SELECTED TEXT =
>> start

RESULTS OF OPERATIONS

     NINE MONTHS ENDED MARCH 31, 2001 COMPARED WITH NINE MONTHS ENDED
     MARCH 31, 2000

     For the nine-month period ended March 31, 2001, revenues increased 6.8% to
$521.4 million as compared to $488.3 million for the same nine-month period of
the prior year. The revenue increase of $33.1 million for the period results
from higher revenues from both the Company's broadcast and production and
distribution segments. The Company's broadcast segment revenues increased $12.2
million due to higher domestic and international subscription fee revenues and
higher domestic cable and international ad sales revenues. These increases were
offset in part by lower ad sales revenues for the Fox Kids Network. Subscriber
fee revenues increased due to greater household penetration and higher
subscriber rates. Both ad sales and subscription fee revenues from the Company's
international cable channels improved as a result of increased penetration in
the marketplace and the launch of additional channels in Europe. The Company's
production and distribution segment revenues increased $25.3 million primarily
due to the exercise by an affiliate of the Company of an option to acquire a
portion of the film library acquired in connection with the acquisition of
International Family Entertainment, Inc. ("IFE"), which generated revenues of
$38.4 million, and higher merchandising revenues offset by lower foreign
syndication revenues due to timing of deliveries of new programming.

     Production and programming costs for the nine-month period ended March 31,
2001 increased 0.1% to $212.8 million as compared to $212.6 million for the same
nine-month period of the prior year. Production and programming costs as a
percentage of total revenues decreased to 40.8% for the nine-month period ended
March 31, 2001 from 43.5% for the comparable prior year period. The decrease in
production and programming costs is primarily due to lower amortization expense
associated with the Company's mix of domestic and foreign revenues as compared
to the prior year.

>> end

WHAT THE EXERCISE ASKS = Set down the passage from the results of operations text word for word, starting with "Production and programming costs for" and going on through "to the prior year.". The rows that follow were taken from a different source than the text above.

RECORDS SHOWN =

>> start

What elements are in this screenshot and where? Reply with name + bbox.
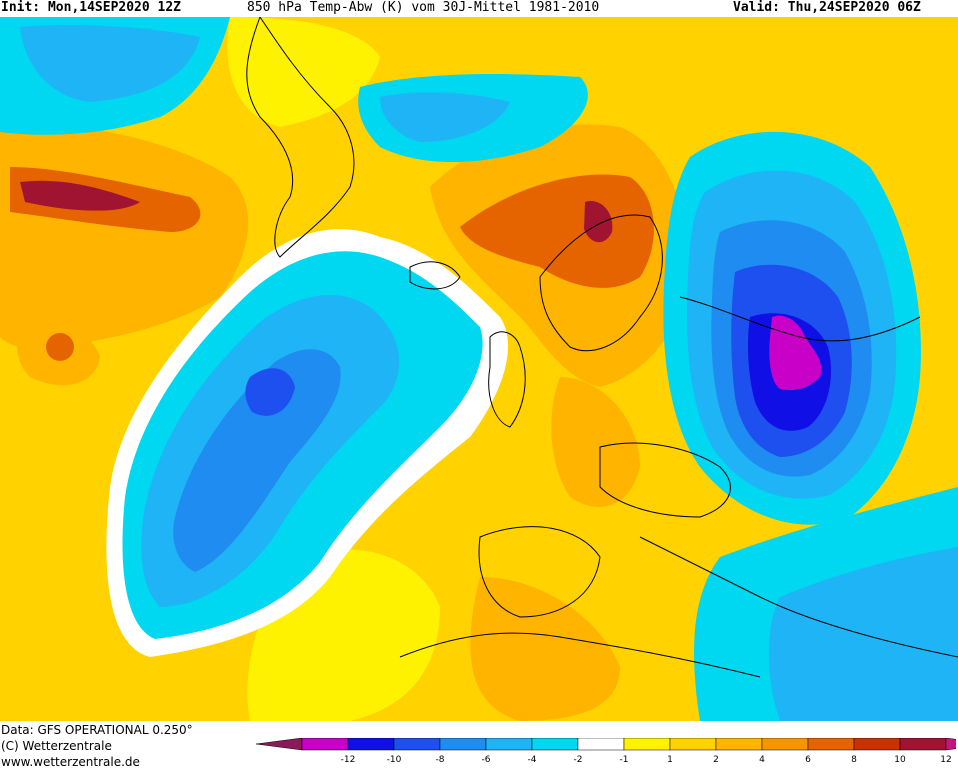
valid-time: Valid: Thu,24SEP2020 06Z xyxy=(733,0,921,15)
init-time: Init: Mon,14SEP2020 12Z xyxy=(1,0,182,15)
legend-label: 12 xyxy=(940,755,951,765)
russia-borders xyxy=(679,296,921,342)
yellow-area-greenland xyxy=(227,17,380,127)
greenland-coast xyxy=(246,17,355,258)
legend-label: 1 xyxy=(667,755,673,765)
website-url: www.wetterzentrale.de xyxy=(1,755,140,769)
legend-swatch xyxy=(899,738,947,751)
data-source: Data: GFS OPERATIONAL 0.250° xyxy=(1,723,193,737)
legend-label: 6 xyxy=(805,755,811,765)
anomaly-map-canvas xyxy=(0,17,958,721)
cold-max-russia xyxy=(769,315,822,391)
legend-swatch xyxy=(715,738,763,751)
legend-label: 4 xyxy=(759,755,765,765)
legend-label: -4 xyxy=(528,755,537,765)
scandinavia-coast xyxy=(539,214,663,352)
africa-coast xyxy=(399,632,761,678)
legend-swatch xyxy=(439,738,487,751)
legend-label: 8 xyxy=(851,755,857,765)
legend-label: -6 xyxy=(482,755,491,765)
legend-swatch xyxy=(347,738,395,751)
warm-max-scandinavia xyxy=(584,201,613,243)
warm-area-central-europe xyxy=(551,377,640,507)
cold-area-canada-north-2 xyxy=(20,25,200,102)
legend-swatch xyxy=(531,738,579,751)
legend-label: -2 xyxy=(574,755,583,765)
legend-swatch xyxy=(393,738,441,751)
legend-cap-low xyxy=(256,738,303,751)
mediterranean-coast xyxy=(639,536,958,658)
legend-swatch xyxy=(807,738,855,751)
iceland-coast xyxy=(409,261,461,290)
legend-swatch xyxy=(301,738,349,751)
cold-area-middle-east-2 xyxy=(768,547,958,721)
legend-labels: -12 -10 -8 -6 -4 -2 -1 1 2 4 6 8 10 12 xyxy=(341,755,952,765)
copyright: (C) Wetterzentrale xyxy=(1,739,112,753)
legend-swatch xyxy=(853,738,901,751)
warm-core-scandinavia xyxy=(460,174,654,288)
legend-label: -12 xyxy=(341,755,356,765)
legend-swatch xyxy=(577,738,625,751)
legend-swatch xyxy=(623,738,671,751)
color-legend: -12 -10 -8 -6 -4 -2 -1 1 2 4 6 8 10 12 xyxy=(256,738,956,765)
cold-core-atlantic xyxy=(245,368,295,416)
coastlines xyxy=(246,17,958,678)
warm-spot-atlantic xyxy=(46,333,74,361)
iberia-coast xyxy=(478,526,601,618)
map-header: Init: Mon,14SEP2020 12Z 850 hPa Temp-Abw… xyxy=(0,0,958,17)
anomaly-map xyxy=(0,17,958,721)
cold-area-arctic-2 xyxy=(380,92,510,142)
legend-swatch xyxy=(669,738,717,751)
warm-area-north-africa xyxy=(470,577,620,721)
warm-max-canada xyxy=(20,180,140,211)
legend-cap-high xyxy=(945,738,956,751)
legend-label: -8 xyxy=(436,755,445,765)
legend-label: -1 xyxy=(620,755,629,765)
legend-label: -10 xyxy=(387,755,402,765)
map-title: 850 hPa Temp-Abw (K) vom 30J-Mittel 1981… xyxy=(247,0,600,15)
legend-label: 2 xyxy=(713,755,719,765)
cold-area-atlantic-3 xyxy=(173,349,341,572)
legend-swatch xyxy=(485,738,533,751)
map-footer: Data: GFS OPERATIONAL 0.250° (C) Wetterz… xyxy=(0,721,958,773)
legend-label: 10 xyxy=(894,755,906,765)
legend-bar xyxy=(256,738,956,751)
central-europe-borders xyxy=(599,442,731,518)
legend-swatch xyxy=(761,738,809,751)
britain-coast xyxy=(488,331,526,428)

>> end

TASK OUTPUT =
Production and programming costs for the nine-month period ended March 31,
2001 increased 0.1% to $212.8 million as compared to $212.6 million for the same
nine-month period of the prior year. Production and programming costs as a
percentage of total revenues decreased to 40.8% for the nine-month period ended
March 31, 2001 from 43.5% for the comparable prior year period. The decrease in
production and programming costs is primarily due to lower amortization expense
associated with the Company's mix of domestic and foreign revenues as compared
to the prior year.